___ Given data ___

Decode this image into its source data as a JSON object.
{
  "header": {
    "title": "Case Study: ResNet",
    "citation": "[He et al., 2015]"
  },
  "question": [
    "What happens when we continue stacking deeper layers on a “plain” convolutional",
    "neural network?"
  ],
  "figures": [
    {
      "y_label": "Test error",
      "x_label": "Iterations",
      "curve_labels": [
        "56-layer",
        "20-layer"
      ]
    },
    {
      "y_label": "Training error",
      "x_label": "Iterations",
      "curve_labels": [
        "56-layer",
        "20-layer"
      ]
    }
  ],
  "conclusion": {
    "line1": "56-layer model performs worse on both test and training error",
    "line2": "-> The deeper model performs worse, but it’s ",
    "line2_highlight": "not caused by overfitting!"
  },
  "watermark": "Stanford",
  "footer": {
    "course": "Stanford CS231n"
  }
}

___

Reproduce the full listing above, character for character.

Decode this image into its source data as a JSON object.
{
  "header": {
    "title": "Case Study: ResNet",
    "citation": "[He et al., 2015]"
  },
  "question": [
    "What happens when we continue stacking deeper layers on a “plain” convolutional",
    "neural network?"
  ],
  "figures": [
    {
      "y_label": "Test error",
      "x_label": "Iterations",
      "curve_labels": [
        "56-layer",
        "20-layer"
      ]
    },
    {
      "y_label": "Training error",
      "x_label": "Iterations",
      "curve_labels": [
        "56-layer",
        "20-layer"
      ]
    }
  ],
  "conclusion": {
    "line1": "56-layer model performs worse on both test and training error",
    "line2": "-> The deeper model performs worse, but it’s ",
    "line2_highlight": "not caused by overfitting!"
  },
  "watermark": "Stanford",
  "footer": {
    "course": "Stanford CS231n"
  }
}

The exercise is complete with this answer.